**Exercise description:**
Show every line in the entries below where the word "Nesterov" appears.

Records from a collection of figures:
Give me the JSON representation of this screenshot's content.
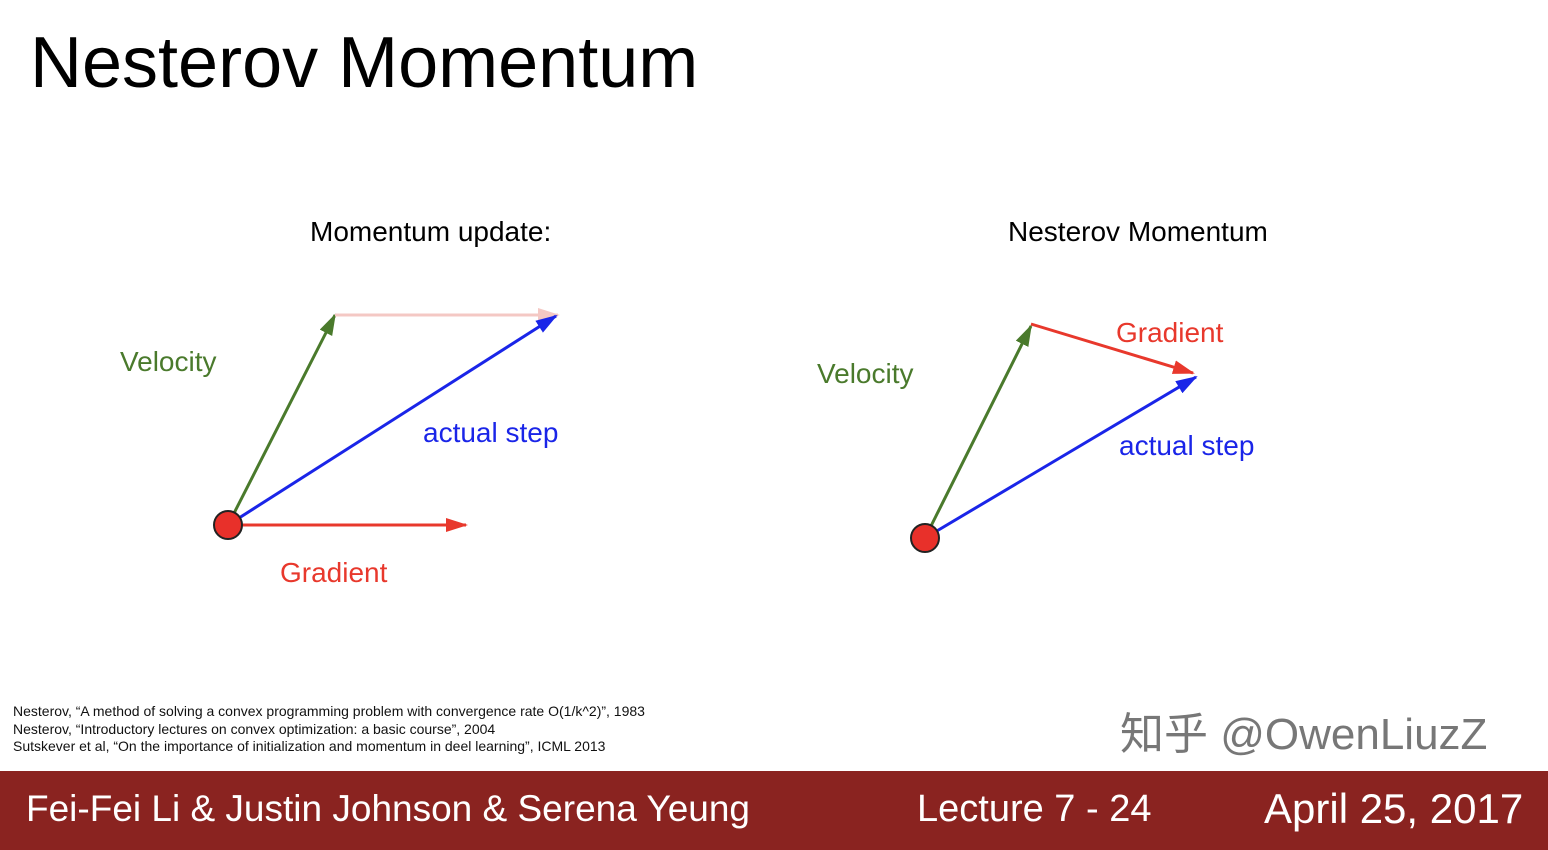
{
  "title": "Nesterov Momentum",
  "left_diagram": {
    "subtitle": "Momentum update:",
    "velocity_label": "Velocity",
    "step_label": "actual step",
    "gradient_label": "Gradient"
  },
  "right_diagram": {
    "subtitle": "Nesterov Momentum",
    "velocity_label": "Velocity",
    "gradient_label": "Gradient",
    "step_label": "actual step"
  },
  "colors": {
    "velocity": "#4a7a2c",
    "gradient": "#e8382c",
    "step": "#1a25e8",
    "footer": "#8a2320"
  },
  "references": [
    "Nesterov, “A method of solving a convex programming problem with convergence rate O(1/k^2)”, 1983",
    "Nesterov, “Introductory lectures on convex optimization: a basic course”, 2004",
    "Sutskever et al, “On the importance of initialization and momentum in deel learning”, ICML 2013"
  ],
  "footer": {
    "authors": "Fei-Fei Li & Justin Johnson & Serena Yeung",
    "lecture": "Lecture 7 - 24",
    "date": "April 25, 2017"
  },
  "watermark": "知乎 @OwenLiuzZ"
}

---

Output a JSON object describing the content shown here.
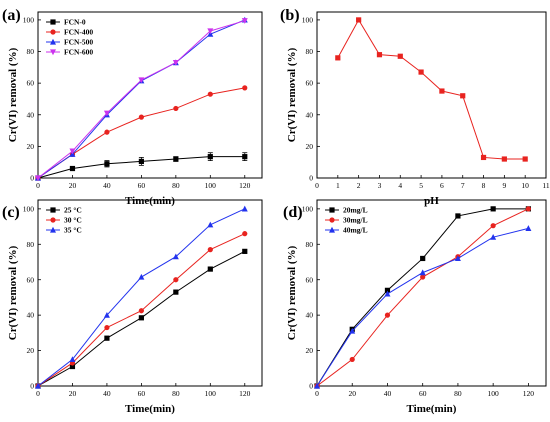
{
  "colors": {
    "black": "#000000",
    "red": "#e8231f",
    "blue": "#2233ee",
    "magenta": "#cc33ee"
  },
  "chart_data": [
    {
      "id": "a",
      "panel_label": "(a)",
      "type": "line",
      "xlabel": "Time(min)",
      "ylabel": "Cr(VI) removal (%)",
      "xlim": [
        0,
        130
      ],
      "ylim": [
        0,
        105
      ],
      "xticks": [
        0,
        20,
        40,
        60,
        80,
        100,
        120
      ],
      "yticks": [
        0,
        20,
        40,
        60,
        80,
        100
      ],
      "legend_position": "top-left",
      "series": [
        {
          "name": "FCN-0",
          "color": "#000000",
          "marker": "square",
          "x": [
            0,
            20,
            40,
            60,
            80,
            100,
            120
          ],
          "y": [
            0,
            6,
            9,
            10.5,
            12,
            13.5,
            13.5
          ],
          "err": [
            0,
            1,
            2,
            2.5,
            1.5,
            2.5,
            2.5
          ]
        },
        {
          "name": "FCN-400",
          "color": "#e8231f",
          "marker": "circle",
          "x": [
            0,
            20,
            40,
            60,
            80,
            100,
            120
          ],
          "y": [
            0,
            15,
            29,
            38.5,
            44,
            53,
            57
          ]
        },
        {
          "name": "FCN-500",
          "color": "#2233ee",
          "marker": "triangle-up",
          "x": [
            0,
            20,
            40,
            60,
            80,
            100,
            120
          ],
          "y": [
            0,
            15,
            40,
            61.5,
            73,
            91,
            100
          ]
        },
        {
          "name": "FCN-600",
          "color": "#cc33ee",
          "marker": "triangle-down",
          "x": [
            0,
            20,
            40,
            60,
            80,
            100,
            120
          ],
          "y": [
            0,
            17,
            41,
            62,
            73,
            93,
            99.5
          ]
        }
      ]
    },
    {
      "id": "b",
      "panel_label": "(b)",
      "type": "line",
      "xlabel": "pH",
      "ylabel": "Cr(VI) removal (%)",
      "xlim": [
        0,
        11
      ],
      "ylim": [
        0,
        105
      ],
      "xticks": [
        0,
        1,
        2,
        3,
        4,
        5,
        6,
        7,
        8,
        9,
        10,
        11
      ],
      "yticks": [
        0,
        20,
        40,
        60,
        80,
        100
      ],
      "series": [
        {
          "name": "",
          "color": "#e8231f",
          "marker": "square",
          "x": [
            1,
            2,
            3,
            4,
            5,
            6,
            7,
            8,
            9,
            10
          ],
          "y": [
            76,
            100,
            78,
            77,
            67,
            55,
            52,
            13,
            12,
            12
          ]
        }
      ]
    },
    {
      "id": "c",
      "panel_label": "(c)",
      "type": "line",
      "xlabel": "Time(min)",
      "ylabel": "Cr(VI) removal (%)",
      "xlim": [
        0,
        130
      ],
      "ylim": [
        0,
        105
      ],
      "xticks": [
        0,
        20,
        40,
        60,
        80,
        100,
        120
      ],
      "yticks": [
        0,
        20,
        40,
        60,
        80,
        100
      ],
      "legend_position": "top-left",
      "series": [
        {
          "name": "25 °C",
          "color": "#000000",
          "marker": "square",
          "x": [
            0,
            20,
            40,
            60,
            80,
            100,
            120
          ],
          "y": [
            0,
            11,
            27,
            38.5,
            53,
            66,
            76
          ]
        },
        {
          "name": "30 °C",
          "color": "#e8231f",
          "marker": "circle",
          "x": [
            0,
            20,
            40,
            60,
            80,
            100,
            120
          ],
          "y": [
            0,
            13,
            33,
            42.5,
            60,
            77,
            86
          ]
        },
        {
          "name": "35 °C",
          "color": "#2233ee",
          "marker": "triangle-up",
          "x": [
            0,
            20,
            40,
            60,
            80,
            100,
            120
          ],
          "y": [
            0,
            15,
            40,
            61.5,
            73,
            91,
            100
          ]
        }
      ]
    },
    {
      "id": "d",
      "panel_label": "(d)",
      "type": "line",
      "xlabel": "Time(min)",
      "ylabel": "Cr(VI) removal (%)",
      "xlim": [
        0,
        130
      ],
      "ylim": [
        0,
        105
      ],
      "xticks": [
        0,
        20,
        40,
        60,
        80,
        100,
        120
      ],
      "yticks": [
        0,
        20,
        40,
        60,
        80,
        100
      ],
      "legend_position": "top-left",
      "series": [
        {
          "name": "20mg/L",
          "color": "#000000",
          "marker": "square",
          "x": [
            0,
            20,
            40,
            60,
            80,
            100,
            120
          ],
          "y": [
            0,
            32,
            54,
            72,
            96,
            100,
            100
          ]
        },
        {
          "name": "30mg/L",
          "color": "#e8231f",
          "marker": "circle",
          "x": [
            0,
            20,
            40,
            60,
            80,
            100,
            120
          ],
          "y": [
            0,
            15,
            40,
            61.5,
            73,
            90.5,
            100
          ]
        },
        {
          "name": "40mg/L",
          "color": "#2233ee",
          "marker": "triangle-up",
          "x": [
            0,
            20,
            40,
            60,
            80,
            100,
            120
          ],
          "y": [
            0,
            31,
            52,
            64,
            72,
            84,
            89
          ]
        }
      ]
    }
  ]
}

**Exercise response:**
  "title": "Nesterov Momentum",
    "subtitle": "Nesterov Momentum",
    "Nesterov, “A method of solving a convex programming problem with convergence rate O(1/k^2)”, 1983",
    "Nesterov, “Introductory lectures on convex optimization: a basic course”, 2004",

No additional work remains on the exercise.